---------- Records for the exercise
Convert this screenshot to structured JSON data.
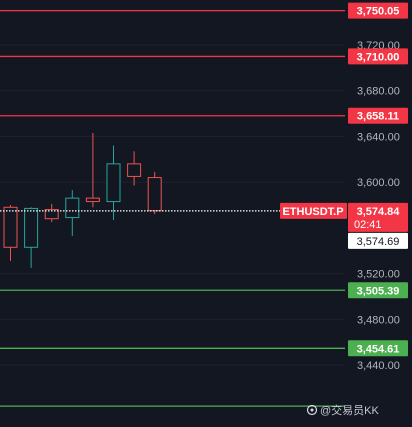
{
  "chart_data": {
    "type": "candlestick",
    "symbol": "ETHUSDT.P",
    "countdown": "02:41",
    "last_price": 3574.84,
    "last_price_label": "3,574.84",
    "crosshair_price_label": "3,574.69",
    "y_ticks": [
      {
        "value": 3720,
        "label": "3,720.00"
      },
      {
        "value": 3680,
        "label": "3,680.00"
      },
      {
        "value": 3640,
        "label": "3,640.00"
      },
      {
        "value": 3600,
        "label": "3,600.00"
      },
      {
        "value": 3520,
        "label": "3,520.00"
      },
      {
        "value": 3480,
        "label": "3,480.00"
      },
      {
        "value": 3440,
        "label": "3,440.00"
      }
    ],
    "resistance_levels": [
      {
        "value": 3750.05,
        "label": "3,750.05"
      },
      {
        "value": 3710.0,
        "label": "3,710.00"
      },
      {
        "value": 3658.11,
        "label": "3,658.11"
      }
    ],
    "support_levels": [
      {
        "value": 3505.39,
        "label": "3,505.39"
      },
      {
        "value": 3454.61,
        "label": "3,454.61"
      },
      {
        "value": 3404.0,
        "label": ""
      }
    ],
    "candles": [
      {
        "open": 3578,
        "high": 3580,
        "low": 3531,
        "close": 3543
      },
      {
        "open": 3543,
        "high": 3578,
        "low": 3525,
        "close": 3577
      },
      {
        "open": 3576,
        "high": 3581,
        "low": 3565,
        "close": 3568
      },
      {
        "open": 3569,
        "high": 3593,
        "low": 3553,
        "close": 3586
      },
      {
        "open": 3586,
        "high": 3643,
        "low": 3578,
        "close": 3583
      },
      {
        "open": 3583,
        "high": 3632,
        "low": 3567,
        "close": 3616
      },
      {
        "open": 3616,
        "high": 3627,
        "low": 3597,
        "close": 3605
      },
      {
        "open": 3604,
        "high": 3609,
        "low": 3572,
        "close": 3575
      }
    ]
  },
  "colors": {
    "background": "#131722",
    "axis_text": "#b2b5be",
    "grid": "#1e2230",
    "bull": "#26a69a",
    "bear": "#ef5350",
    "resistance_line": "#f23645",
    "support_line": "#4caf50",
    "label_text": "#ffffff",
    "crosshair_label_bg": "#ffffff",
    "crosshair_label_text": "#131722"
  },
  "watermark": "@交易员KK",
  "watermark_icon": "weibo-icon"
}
--------------------
> **Task brief**: Print all of the entries word for word. Skip any images they contain.

> **Task answer**:
Convert this screenshot to structured JSON data.
{
  "chart_data": {
    "type": "candlestick",
    "symbol": "ETHUSDT.P",
    "countdown": "02:41",
    "last_price": 3574.84,
    "last_price_label": "3,574.84",
    "crosshair_price_label": "3,574.69",
    "y_ticks": [
      {
        "value": 3720,
        "label": "3,720.00"
      },
      {
        "value": 3680,
        "label": "3,680.00"
      },
      {
        "value": 3640,
        "label": "3,640.00"
      },
      {
        "value": 3600,
        "label": "3,600.00"
      },
      {
        "value": 3520,
        "label": "3,520.00"
      },
      {
        "value": 3480,
        "label": "3,480.00"
      },
      {
        "value": 3440,
        "label": "3,440.00"
      }
    ],
    "resistance_levels": [
      {
        "value": 3750.05,
        "label": "3,750.05"
      },
      {
        "value": 3710.0,
        "label": "3,710.00"
      },
      {
        "value": 3658.11,
        "label": "3,658.11"
      }
    ],
    "support_levels": [
      {
        "value": 3505.39,
        "label": "3,505.39"
      },
      {
        "value": 3454.61,
        "label": "3,454.61"
      },
      {
        "value": 3404.0,
        "label": ""
      }
    ],
    "candles": [
      {
        "open": 3578,
        "high": 3580,
        "low": 3531,
        "close": 3543
      },
      {
        "open": 3543,
        "high": 3578,
        "low": 3525,
        "close": 3577
      },
      {
        "open": 3576,
        "high": 3581,
        "low": 3565,
        "close": 3568
      },
      {
        "open": 3569,
        "high": 3593,
        "low": 3553,
        "close": 3586
      },
      {
        "open": 3586,
        "high": 3643,
        "low": 3578,
        "close": 3583
      },
      {
        "open": 3583,
        "high": 3632,
        "low": 3567,
        "close": 3616
      },
      {
        "open": 3616,
        "high": 3627,
        "low": 3597,
        "close": 3605
      },
      {
        "open": 3604,
        "high": 3609,
        "low": 3572,
        "close": 3575
      }
    ]
  },
  "colors": {
    "background": "#131722",
    "axis_text": "#b2b5be",
    "grid": "#1e2230",
    "bull": "#26a69a",
    "bear": "#ef5350",
    "resistance_line": "#f23645",
    "support_line": "#4caf50",
    "label_text": "#ffffff",
    "crosshair_label_bg": "#ffffff",
    "crosshair_label_text": "#131722"
  },
  "watermark": "@交易员KK",
  "watermark_icon": "weibo-icon"
}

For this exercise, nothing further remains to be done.